* Provided records
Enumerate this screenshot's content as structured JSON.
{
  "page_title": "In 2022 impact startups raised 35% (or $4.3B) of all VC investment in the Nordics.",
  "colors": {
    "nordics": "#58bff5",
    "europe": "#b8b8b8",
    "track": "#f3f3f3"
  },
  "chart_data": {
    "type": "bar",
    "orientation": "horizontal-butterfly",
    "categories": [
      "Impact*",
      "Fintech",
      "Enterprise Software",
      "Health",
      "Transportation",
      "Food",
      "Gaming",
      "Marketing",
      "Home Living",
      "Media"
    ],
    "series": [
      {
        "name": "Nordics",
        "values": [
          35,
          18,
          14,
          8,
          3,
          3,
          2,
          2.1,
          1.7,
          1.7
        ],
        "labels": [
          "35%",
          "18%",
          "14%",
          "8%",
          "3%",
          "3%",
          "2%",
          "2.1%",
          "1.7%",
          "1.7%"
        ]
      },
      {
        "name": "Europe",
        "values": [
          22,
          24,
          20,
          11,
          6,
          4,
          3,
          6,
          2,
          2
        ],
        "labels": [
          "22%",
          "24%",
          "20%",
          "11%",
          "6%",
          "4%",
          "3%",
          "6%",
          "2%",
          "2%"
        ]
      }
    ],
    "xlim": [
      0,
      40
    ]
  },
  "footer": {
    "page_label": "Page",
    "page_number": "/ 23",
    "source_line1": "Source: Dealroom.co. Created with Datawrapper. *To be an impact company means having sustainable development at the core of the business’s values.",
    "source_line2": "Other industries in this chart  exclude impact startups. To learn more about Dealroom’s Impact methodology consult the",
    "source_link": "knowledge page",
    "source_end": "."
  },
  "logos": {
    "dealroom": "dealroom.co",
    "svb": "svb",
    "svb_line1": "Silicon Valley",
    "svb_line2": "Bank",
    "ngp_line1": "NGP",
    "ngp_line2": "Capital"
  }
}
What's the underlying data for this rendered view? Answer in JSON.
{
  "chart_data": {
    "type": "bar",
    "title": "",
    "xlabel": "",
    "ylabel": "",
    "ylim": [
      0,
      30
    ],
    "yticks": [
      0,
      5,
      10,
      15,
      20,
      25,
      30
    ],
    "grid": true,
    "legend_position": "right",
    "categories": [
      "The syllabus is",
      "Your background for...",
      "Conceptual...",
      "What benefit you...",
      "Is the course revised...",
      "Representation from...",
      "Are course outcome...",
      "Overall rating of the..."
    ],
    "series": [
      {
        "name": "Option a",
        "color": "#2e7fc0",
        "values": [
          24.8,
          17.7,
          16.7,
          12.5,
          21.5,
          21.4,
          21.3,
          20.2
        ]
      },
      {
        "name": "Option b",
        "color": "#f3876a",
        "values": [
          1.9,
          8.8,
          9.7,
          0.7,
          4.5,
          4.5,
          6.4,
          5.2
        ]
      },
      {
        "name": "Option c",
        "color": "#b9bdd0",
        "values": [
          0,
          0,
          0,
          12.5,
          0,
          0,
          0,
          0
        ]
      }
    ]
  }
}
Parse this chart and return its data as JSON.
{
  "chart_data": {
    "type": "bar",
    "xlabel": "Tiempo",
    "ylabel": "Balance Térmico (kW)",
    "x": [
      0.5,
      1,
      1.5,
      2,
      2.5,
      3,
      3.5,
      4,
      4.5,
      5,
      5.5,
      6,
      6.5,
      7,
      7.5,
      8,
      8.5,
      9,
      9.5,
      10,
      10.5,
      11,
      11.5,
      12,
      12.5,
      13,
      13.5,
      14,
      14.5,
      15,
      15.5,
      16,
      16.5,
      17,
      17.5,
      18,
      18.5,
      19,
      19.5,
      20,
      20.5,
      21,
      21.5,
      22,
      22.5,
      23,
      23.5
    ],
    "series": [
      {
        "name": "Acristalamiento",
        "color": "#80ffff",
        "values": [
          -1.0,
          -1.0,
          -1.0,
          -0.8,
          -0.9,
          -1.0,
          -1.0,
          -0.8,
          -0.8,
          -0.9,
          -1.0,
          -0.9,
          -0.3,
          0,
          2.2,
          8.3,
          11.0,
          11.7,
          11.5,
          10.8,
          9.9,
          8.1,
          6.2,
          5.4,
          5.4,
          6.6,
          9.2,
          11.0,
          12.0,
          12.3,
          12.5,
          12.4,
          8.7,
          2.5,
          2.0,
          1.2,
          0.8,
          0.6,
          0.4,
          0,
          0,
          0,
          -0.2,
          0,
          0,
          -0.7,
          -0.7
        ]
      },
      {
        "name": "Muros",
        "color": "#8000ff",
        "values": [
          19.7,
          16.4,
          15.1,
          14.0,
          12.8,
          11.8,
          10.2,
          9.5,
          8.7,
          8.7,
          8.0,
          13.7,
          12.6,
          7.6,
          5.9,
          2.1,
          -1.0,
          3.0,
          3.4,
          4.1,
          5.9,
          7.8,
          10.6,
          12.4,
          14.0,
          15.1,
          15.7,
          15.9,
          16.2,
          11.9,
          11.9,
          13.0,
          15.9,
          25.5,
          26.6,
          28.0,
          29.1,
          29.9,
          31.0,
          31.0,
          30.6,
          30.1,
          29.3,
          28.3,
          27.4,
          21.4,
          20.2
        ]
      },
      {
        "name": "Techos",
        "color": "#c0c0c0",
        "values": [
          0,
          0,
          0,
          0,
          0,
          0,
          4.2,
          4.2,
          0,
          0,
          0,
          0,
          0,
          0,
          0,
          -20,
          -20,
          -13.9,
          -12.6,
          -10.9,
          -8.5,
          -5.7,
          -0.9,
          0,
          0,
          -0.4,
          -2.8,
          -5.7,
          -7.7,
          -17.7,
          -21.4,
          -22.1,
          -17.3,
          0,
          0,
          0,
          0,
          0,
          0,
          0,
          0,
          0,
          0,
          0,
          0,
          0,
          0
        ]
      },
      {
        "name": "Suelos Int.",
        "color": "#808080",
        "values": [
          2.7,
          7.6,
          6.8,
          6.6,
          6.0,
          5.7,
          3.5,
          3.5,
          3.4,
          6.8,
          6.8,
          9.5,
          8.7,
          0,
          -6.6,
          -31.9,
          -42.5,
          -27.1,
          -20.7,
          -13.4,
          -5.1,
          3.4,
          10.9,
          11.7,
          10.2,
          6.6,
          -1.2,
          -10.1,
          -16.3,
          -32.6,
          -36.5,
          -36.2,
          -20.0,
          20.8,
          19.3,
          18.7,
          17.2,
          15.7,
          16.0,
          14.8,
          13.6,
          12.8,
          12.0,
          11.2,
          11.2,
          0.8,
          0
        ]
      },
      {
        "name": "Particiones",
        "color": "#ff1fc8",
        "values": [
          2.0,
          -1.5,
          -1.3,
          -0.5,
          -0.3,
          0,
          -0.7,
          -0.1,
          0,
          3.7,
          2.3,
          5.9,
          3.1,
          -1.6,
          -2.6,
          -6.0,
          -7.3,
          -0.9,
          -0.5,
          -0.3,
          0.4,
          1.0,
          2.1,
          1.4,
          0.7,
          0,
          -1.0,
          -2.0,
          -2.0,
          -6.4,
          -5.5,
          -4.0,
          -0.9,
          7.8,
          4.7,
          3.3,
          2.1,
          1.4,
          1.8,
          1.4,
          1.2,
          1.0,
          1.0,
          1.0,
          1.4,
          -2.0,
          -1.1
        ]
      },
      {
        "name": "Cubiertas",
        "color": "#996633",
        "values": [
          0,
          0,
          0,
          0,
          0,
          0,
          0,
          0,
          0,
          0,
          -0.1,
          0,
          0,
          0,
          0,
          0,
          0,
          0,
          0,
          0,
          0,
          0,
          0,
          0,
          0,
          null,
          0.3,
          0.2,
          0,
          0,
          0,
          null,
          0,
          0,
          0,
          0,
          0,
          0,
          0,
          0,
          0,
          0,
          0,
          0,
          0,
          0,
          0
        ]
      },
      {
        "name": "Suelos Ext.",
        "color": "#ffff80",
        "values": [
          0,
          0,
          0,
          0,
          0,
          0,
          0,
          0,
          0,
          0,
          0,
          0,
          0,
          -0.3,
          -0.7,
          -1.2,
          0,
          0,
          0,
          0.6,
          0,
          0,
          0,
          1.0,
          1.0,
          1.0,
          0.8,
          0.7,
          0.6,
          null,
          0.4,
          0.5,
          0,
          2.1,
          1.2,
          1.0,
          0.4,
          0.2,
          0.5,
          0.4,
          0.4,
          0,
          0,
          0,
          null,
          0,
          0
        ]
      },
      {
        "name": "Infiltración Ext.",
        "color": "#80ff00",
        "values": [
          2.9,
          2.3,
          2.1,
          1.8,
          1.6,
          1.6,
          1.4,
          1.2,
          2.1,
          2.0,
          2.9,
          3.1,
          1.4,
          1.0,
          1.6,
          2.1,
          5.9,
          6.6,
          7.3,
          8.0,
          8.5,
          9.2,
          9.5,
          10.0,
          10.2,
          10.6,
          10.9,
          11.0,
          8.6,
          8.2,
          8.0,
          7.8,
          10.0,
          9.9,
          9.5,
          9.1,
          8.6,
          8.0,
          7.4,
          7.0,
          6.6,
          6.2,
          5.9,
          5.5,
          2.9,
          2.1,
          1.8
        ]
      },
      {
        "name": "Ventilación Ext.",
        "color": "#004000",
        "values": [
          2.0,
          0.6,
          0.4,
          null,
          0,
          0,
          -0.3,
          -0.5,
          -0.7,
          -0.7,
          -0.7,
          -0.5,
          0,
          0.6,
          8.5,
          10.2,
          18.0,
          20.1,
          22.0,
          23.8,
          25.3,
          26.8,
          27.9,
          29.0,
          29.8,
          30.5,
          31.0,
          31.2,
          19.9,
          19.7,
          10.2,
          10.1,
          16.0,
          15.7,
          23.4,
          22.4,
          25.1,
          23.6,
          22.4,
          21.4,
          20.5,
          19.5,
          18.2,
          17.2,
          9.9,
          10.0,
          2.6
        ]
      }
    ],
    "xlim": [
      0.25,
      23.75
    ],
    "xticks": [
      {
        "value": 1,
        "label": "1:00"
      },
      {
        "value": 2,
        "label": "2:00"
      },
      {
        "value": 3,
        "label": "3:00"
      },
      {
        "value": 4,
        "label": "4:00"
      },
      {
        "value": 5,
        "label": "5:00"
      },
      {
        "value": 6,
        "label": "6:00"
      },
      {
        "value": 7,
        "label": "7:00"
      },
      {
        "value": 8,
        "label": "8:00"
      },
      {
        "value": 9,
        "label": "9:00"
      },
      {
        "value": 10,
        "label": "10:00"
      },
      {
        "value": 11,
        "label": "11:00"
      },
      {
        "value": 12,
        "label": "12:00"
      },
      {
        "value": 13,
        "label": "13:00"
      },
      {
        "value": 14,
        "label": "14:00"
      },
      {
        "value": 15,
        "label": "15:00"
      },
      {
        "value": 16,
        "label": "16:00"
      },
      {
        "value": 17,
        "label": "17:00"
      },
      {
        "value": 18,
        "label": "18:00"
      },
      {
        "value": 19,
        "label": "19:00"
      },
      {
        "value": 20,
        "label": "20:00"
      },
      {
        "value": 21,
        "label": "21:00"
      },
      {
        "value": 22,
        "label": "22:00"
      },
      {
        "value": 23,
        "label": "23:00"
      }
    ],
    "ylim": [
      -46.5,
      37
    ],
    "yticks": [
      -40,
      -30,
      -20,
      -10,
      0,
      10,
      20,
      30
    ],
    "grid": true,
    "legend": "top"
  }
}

* Written problem
Among the lines of the material above, how many include the string "this"? Report only that number.

* Answer to the problem
4